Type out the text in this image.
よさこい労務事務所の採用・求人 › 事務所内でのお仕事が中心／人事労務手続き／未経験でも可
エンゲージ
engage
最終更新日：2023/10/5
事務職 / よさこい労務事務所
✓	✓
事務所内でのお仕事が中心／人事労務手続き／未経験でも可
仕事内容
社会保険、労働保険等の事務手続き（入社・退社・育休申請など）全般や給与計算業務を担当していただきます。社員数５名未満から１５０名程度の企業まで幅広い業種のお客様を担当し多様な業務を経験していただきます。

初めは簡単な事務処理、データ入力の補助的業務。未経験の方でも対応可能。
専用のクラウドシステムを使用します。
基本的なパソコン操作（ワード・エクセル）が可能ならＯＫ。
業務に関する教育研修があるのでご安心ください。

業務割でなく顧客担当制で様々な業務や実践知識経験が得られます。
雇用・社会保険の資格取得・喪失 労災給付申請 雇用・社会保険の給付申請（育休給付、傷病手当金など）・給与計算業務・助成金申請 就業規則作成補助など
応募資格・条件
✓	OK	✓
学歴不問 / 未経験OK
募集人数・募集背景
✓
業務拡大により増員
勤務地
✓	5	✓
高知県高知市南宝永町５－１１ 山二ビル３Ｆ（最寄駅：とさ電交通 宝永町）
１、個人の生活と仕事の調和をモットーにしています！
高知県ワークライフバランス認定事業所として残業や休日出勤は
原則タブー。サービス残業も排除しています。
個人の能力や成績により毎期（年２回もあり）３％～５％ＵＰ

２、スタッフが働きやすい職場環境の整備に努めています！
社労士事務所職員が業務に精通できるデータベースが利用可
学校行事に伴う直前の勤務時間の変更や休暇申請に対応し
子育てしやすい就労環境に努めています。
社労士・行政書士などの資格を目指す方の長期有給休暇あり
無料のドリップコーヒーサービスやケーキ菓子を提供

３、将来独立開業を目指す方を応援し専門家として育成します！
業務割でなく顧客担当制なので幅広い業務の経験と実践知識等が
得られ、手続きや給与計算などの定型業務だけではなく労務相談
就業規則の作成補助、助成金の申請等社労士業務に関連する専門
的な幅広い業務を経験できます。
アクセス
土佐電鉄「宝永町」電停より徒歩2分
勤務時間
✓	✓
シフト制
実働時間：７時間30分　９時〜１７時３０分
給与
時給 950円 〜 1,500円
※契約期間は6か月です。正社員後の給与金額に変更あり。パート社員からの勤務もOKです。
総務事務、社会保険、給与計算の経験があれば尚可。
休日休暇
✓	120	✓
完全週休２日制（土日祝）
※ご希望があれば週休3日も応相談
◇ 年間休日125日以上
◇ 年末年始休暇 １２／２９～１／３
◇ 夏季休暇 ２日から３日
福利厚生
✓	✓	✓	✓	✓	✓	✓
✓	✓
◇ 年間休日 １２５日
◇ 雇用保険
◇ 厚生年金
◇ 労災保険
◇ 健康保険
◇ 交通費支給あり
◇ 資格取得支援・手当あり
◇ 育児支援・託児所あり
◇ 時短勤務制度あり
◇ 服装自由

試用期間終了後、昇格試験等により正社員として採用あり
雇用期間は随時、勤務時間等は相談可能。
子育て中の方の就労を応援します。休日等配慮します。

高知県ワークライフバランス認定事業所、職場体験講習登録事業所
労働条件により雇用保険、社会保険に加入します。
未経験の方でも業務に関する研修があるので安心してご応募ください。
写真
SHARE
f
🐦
--------
Quote the data in full, keeping each word unchanged.

Type out the text in this image.
よさこい労務事務所の採用・求人 › 事務所内でのお仕事が中心／人事労務手続き／未経験でも可
エンゲージ
engage
最終更新日：2023/10/5
事務職 / よさこい労務事務所
✓	✓
事務所内でのお仕事が中心／人事労務手続き／未経験でも可
仕事内容
社会保険、労働保険等の事務手続き（入社・退社・育休申請など）全般や給与計算業務を担当していただきます。社員数５名未満から１５０名程度の企業まで幅広い業種のお客様を担当し多様な業務を経験していただきます。

初めは簡単な事務処理、データ入力の補助的業務。未経験の方でも対応可能。
専用のクラウドシステムを使用します。
基本的なパソコン操作（ワード・エクセル）が可能ならＯＫ。
業務に関する教育研修があるのでご安心ください。

業務割でなく顧客担当制で様々な業務や実践知識経験が得られます。
雇用・社会保険の資格取得・喪失 労災給付申請 雇用・社会保険の給付申請（育休給付、傷病手当金など）・給与計算業務・助成金申請 就業規則作成補助など
応募資格・条件
✓	OK	✓
学歴不問 / 未経験OK
募集人数・募集背景
✓
業務拡大により増員
勤務地
✓	5	✓
高知県高知市南宝永町５－１１ 山二ビル３Ｆ（最寄駅：とさ電交通 宝永町）
１、個人の生活と仕事の調和をモットーにしています！
高知県ワークライフバランス認定事業所として残業や休日出勤は
原則タブー。サービス残業も排除しています。
個人の能力や成績により毎期（年２回もあり）３％～５％ＵＰ

２、スタッフが働きやすい職場環境の整備に努めています！
社労士事務所職員が業務に精通できるデータベースが利用可
学校行事に伴う直前の勤務時間の変更や休暇申請に対応し
子育てしやすい就労環境に努めています。
社労士・行政書士などの資格を目指す方の長期有給休暇あり
無料のドリップコーヒーサービスやケーキ菓子を提供

３、将来独立開業を目指す方を応援し専門家として育成します！
業務割でなく顧客担当制なので幅広い業務の経験と実践知識等が
得られ、手続きや給与計算などの定型業務だけではなく労務相談
就業規則の作成補助、助成金の申請等社労士業務に関連する専門
的な幅広い業務を経験できます。
アクセス
土佐電鉄「宝永町」電停より徒歩2分
勤務時間
✓	✓
シフト制
実働時間：７時間30分　９時〜１７時３０分
給与
時給 950円 〜 1,500円
※契約期間は6か月です。正社員後の給与金額に変更あり。パート社員からの勤務もOKです。
総務事務、社会保険、給与計算の経験があれば尚可。
休日休暇
✓	120	✓
完全週休２日制（土日祝）
※ご希望があれば週休3日も応相談
◇ 年間休日125日以上
◇ 年末年始休暇 １２／２９～１／３
◇ 夏季休暇 ２日から３日
福利厚生
✓	✓	✓	✓	✓	✓	✓
✓	✓
◇ 年間休日 １２５日
◇ 雇用保険
◇ 厚生年金
◇ 労災保険
◇ 健康保険
◇ 交通費支給あり
◇ 資格取得支援・手当あり
◇ 育児支援・託児所あり
◇ 時短勤務制度あり
◇ 服装自由

試用期間終了後、昇格試験等により正社員として採用あり
雇用期間は随時、勤務時間等は相談可能。
子育て中の方の就労を応援します。休日等配慮します。

高知県ワークライフバランス認定事業所、職場体験講習登録事業所
労働条件により雇用保険、社会保険に加入します。
未経験の方でも業務に関する研修があるので安心してご応募ください。
写真
SHARE
f
🐦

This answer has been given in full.